> _ZIEL 1_: Geben Sie die Datensätze von ihrer ersten Zeile bis einschließlich der Zeile mit „alpha-symbol: α [476,562,489,588]“ wieder und benennen Sie darin „ZEMLJA“ in „ERDE“ um. Alles andere bleibt unverändert.
==== VORLIEGENDER TEXT ====
Mülheim.

Grundschule Heinrichstraße, wenige Tage vor den Sommerferien. Nächste Woche, wenn die Kinder frei haben, räumt Schulleiterin Anette Grunwald ihr Büro aus. Vorgezogene Altersteilzeit setzt einen Punkt unter ihre Laufbahn als Grundschullehrerin, die 1976 am Sunderplatz begann. Auch aus dem Personalrat der Stadt scheidet die 62-Jährige dann aus. Grunwald bleibt aber im Ehrenamt und im Schulgeschehen: als Geschäftsführerin der GEW Mülheim.

Wie müssen wir uns die Junglehrerin Anette Grunwald 1976 vorstellen? Haben Sie Batiktuch und Jesuslatschen getragen?

Annette Grunwald: Von Batik war ich noch nie so angetan, aber natürlich hatte ich selbst gestrickte Pullover an. Und in den großen Pausen habe ich damals noch gestrickt – das könnte man heute gar nicht mehr machen.

Warum nicht? Aus Stil- oder aus Zeitgründen?

Grunwald: Weil wir, was viele Kolleginnen bemängeln, keine richtigen Pausen mehr haben, auch wenn sie so heißen. Wir nutzen die Zeit für kurze Gespräche, für Informationsaustausch. Im Lehrerzimmer geht es sehr selten relaxt zu. Und wenn ich eine meiner Visionen äußern darf...

Dürfen Sie.

Grunwald: ... dann wünsche ich mir, dass die Arbeitszeit von Lehrern neu berechnet wird, man weniger Pflichtstunden hat. Denn die Aufgaben außerhalb des Unterrichts sind immer mehr geworden.

Wofür brauchen Sie die Zeit?

Grunwald: Für programmatische Arbeit, Schulentwicklung, Evaluation, Dokumentation und Beratung. Als ich 1983 hier an der Heinrichstraße anfing, hatte der Schulleiter einen Ordner für Posteingang, einen für Postausgang, einen für die Statistik. Was Sie jetzt in meinem Büro sehen, sind drei Aktenschränke plus Computer.

Warum sind Sie seinerzeit Lehrerin geworden?

Grunwald: Weil man in diesem Beruf zwar viel Verantwortung hat, aber auch große Gestaltungsfreiheit. Das ist das Schöne, bis heute.

Sie haben zwei Generationen von Grundschulkindern erlebt. Haben die sich sehr verändert?

Grunwald: Alle Lehrerinnen und Lehrer sagen: ja. Es muss auch so sein, da sich ja die Zeit und unsere Gesellschaft stark verändert haben. Im Grunde sind es immer noch die netten, kleinen, noch unfertigen Menschen, aber sie haben sehr viele Medienanreize außerhalb der Schule, bekommen Eindrücke und Einblicke, die sie noch gar nicht bewältigen können. Wir müssen heute anders mit Kindern umgehen.

Mischen sich die Eltern stärker ein als vor 25, 30 Jahren?
==== AUFGEFÜHRTE EINTRÄGE ====
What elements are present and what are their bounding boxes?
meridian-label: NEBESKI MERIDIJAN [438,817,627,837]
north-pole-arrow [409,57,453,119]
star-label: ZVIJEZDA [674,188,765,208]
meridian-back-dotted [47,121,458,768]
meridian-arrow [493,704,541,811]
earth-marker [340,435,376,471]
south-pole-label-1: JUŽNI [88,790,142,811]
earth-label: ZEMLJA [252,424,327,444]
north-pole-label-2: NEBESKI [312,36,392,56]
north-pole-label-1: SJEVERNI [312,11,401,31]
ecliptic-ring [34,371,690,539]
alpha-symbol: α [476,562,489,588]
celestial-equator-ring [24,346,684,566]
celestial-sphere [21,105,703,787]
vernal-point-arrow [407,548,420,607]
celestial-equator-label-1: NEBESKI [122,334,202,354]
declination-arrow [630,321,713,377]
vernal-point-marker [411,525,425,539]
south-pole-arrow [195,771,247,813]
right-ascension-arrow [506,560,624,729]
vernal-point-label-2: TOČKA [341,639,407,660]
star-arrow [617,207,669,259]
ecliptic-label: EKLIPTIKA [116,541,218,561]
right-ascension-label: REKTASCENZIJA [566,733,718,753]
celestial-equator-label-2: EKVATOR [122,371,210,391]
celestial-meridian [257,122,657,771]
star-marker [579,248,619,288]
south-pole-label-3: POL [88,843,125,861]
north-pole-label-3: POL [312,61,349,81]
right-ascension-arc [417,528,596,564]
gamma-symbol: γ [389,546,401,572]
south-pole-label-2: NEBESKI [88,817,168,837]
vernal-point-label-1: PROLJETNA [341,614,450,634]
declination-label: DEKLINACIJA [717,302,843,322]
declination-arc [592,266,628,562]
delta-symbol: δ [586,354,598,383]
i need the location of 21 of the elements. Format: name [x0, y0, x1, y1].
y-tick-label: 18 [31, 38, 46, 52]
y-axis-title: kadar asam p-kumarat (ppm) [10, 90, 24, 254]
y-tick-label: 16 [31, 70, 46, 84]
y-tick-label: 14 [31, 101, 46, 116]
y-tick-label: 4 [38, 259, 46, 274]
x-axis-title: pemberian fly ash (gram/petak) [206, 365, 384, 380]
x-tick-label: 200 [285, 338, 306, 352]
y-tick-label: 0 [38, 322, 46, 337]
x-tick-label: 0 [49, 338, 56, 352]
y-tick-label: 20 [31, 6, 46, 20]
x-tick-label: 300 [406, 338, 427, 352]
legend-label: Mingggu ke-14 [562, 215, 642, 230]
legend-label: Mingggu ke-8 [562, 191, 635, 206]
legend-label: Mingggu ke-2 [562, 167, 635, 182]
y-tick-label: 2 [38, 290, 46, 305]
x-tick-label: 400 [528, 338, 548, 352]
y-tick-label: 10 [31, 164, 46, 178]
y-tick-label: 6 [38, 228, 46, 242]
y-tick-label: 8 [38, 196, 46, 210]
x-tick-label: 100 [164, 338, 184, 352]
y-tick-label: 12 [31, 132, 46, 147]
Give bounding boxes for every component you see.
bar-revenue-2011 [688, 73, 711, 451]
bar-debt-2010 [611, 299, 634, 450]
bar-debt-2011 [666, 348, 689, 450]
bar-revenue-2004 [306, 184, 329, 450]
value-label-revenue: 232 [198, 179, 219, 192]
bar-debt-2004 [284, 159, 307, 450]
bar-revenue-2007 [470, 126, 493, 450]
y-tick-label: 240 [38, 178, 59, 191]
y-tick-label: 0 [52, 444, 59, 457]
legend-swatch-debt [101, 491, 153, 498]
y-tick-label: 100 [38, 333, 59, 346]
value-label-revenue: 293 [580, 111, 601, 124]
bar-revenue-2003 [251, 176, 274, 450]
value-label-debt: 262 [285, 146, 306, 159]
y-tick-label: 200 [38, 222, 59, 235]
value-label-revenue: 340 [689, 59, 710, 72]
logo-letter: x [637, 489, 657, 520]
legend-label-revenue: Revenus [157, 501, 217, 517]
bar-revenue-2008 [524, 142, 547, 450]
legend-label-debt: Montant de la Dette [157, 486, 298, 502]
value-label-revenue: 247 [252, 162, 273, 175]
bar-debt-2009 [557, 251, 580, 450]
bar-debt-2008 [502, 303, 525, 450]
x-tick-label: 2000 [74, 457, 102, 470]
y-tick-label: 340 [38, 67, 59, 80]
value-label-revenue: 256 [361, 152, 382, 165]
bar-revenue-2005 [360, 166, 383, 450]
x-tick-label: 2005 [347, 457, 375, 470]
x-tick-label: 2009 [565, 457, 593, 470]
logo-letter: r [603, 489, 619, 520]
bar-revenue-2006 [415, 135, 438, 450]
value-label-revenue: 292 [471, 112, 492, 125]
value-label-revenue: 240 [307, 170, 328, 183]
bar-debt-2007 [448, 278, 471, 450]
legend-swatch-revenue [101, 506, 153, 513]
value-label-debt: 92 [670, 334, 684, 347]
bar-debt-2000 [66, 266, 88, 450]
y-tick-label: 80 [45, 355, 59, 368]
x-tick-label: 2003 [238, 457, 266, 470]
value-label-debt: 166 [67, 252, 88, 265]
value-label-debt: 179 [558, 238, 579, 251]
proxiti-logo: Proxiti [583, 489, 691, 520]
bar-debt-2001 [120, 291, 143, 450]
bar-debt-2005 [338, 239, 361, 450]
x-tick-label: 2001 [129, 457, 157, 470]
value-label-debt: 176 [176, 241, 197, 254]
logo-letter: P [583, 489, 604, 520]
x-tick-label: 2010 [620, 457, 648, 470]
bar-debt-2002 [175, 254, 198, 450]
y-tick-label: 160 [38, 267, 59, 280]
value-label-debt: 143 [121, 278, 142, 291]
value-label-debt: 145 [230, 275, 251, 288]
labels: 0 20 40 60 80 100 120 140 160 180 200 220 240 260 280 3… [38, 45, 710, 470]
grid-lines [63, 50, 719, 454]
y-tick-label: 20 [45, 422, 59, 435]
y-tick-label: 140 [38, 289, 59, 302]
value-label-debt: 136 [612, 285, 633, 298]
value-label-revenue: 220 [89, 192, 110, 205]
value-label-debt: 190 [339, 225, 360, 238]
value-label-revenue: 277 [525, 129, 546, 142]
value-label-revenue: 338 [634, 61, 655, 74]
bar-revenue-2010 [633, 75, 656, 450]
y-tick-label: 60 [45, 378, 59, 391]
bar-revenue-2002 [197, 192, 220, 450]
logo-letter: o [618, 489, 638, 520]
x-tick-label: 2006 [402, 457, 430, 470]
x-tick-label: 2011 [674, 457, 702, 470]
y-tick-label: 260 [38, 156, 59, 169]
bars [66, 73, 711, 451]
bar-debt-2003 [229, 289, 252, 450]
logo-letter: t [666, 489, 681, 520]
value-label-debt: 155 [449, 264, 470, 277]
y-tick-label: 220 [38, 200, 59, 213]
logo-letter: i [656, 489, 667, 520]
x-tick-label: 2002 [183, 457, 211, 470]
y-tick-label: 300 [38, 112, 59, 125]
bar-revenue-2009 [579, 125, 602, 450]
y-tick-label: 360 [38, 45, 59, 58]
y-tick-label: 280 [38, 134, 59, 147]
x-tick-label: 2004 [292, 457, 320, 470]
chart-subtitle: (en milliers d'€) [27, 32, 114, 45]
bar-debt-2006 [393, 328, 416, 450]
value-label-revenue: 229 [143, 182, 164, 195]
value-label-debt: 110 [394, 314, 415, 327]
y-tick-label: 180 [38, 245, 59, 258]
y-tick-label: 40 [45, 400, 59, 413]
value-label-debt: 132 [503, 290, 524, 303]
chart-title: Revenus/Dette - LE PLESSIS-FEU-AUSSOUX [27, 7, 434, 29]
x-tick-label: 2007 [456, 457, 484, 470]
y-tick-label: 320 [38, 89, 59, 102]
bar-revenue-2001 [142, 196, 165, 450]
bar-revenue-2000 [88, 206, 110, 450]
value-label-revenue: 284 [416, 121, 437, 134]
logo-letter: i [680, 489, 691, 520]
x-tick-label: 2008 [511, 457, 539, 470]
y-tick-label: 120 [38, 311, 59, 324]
====
> _ZIEL 2_: Fassen Sie das Interview in zwei Sätzen zusammen.

> _ENDGÜLTIGE ANTWORT 1_:
What elements are present and what are their bounding boxes?
meridian-label: NEBESKI MERIDIJAN [438,817,627,837]
north-pole-arrow [409,57,453,119]
star-label: ZVIJEZDA [674,188,765,208]
meridian-back-dotted [47,121,458,768]
meridian-arrow [493,704,541,811]
earth-marker [340,435,376,471]
south-pole-label-1: JUŽNI [88,790,142,811]
earth-label: ERDE [252,424,327,444]
north-pole-label-2: NEBESKI [312,36,392,56]
north-pole-label-1: SJEVERNI [312,11,401,31]
ecliptic-ring [34,371,690,539]
alpha-symbol: α [476,562,489,588]

> _ENDGÜLTIGE ANTWORT 2_: Anette Grunwald, Schulleiterin der Grundschule Heinrichstraße in Mülheim, beendet ihre 1976 begonnene Laufbahn als Grundschullehrerin mit vorgezogener Altersteilzeit, bleibt aber als Geschäftsführerin der GEW Mülheim ehrenamtlich tätig. Sie bemängelt, dass Lehrkräfte keine richtigen Pausen mehr haben und die Aufgaben außerhalb des Unterrichts immer mehr geworden sind, weshalb sie sich weniger Pflichtstunden wünscht; zudem stellt sie fest, dass sich die Kinder durch viele Medienanreize verändert haben und man heute anders mit ihnen umgehen muss.